**WORK TO BE COMPLETED:** Below are some entries. Copy each line that holds the string "puerperis".

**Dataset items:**
....

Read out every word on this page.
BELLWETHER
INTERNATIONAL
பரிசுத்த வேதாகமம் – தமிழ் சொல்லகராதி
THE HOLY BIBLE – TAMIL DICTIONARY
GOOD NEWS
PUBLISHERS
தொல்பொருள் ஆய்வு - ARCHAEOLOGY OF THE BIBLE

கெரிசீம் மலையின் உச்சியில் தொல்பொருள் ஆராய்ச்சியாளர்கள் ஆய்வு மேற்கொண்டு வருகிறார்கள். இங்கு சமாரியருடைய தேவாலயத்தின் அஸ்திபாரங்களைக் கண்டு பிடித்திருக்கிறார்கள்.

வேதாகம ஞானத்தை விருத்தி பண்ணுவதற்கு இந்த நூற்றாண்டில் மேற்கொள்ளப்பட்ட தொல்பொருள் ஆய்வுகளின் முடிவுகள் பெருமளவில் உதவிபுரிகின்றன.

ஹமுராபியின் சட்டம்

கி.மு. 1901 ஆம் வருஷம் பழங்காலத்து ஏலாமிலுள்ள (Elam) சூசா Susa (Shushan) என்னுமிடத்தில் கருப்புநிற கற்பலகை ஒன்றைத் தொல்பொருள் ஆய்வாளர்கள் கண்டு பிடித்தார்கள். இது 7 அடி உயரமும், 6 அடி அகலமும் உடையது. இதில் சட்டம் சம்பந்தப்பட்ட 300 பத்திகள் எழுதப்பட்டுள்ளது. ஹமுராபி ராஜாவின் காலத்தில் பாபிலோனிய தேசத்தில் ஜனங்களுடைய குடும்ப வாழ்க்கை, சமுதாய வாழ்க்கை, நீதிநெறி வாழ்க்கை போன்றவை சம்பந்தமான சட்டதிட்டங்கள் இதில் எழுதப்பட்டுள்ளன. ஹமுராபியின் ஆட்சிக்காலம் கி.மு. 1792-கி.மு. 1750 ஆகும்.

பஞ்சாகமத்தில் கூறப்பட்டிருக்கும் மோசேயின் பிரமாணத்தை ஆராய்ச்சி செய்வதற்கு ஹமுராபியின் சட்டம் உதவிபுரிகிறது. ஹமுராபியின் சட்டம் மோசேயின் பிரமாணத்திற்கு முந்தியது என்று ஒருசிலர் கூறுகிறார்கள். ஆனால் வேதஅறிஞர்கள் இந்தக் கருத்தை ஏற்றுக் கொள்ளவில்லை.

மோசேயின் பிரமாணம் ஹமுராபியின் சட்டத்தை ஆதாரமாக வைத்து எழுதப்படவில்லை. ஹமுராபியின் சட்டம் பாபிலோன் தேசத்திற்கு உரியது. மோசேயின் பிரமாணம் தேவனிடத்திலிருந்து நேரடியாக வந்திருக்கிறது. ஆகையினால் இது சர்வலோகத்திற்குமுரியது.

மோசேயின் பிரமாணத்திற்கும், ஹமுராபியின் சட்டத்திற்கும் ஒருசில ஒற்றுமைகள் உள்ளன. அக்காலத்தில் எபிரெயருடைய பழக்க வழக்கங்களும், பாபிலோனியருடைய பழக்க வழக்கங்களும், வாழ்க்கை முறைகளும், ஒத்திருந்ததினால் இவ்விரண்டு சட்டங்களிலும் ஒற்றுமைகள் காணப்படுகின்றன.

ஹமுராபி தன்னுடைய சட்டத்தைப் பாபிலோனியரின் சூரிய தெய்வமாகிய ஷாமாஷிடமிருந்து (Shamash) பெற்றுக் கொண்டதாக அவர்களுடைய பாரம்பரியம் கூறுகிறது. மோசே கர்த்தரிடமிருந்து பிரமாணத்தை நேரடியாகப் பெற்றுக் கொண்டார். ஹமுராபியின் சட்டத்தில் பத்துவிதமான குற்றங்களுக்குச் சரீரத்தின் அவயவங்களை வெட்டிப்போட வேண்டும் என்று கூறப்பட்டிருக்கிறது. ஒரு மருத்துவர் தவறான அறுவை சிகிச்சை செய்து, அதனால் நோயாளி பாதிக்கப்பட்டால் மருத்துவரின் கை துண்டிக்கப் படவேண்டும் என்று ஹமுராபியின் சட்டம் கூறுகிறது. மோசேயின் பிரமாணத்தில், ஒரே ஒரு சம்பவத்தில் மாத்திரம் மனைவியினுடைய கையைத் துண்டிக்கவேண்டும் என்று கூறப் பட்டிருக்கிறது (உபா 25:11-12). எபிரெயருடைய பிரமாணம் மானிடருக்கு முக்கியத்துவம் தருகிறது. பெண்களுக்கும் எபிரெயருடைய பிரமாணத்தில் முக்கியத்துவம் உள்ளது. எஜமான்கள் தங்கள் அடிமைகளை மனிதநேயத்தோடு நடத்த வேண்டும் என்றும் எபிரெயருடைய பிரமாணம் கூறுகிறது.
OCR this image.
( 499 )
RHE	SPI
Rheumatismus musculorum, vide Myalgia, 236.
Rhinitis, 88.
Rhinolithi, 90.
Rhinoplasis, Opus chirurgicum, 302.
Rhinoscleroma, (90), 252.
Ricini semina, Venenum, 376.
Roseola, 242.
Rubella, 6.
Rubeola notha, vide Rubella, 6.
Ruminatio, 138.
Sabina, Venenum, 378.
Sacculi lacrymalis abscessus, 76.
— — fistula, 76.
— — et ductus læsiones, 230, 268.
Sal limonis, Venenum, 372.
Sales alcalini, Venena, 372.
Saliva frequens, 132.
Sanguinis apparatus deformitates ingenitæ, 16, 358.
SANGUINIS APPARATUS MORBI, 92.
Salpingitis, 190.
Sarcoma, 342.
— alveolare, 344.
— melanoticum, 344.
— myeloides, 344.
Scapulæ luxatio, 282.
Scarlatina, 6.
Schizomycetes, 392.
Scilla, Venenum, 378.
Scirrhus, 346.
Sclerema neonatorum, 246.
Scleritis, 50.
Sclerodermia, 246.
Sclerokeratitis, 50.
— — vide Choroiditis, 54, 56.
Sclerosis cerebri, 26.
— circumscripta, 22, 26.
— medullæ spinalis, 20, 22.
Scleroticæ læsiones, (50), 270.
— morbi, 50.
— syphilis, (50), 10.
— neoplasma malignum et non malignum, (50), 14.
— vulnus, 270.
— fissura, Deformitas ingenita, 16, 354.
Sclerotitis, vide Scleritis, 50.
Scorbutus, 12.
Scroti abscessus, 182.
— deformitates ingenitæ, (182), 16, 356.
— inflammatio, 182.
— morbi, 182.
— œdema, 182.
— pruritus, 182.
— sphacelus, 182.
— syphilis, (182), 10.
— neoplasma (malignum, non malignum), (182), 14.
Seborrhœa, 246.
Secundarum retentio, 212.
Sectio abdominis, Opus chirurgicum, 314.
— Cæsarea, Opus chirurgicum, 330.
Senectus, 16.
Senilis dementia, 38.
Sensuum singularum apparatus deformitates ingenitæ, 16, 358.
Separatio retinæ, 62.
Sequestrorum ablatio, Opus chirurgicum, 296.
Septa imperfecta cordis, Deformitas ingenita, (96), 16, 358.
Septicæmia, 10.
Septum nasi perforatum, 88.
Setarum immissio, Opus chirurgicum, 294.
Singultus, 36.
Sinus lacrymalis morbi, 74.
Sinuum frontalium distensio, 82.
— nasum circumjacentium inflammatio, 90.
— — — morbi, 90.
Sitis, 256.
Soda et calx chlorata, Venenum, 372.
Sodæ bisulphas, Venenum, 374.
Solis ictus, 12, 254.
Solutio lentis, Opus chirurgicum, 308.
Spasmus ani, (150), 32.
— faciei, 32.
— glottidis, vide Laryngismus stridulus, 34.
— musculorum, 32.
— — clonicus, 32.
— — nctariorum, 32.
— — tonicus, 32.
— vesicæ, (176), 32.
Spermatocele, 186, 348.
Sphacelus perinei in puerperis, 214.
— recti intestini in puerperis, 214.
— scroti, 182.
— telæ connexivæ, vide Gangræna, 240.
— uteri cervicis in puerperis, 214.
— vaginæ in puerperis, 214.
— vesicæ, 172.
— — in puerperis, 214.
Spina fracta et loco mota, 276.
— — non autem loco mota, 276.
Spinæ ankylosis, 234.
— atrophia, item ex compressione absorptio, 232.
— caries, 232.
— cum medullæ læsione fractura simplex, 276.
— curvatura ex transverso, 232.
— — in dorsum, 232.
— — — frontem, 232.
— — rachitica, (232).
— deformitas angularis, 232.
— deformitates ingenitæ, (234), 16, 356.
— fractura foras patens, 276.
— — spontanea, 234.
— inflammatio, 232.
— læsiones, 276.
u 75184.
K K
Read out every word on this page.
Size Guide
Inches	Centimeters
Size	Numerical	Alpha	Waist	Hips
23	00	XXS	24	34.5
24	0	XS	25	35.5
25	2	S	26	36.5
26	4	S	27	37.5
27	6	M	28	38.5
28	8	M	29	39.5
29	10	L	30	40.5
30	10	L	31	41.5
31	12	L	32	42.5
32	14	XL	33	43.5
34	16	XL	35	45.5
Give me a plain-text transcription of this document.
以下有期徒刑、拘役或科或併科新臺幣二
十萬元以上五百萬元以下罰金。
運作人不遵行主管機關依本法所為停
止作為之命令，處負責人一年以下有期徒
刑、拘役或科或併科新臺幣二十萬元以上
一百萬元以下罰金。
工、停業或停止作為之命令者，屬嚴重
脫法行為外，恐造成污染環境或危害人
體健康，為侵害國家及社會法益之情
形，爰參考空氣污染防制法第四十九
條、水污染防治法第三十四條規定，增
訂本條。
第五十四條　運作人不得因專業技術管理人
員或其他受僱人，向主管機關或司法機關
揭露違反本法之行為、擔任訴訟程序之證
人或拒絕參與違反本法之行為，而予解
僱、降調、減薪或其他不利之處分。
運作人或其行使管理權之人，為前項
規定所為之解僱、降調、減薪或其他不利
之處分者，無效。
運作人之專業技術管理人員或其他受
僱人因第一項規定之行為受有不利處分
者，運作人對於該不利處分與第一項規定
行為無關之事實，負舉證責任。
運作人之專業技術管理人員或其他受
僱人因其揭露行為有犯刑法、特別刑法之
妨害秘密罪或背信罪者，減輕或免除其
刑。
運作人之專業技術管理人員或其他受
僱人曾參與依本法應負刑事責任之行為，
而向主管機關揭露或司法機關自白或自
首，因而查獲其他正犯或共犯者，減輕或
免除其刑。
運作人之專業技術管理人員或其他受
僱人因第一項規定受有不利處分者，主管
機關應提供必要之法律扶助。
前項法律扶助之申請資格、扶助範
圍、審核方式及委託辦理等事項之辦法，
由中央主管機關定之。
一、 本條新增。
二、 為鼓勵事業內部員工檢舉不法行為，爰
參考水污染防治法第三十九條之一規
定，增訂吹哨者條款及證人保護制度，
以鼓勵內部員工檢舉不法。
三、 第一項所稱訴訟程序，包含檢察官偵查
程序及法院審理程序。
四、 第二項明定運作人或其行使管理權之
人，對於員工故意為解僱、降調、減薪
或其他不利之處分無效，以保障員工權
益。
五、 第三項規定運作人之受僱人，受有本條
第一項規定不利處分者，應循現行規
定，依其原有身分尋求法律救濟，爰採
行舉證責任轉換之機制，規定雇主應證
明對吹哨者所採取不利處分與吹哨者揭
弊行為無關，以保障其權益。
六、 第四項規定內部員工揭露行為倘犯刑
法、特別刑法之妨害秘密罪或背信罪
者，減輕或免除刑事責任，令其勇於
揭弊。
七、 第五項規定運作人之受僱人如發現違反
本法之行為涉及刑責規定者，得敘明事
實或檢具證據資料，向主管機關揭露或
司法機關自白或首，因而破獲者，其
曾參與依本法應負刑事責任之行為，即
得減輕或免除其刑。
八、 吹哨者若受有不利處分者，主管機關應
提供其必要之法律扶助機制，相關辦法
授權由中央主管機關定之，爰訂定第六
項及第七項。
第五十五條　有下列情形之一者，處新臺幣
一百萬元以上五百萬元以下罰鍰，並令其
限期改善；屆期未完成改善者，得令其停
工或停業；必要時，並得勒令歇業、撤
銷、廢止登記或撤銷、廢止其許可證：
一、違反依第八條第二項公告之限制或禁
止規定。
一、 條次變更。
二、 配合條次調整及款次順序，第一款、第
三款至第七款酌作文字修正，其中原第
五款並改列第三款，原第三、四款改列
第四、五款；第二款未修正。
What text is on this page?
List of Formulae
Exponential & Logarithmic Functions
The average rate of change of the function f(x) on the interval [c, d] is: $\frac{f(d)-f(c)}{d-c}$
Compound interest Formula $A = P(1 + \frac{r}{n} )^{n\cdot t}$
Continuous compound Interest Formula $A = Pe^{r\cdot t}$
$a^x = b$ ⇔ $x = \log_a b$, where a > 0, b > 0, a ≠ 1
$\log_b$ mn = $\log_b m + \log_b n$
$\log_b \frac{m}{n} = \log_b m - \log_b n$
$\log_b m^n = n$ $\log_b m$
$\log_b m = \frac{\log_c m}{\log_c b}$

....

**CORRECT OUTPUT:**
Sphacelus perinei in puerperis, 214.
— recti intestini in puerperis, 214.
— uteri cervicis in puerperis, 214.
— vaginæ in puerperis, 214.
— — in puerperis, 214.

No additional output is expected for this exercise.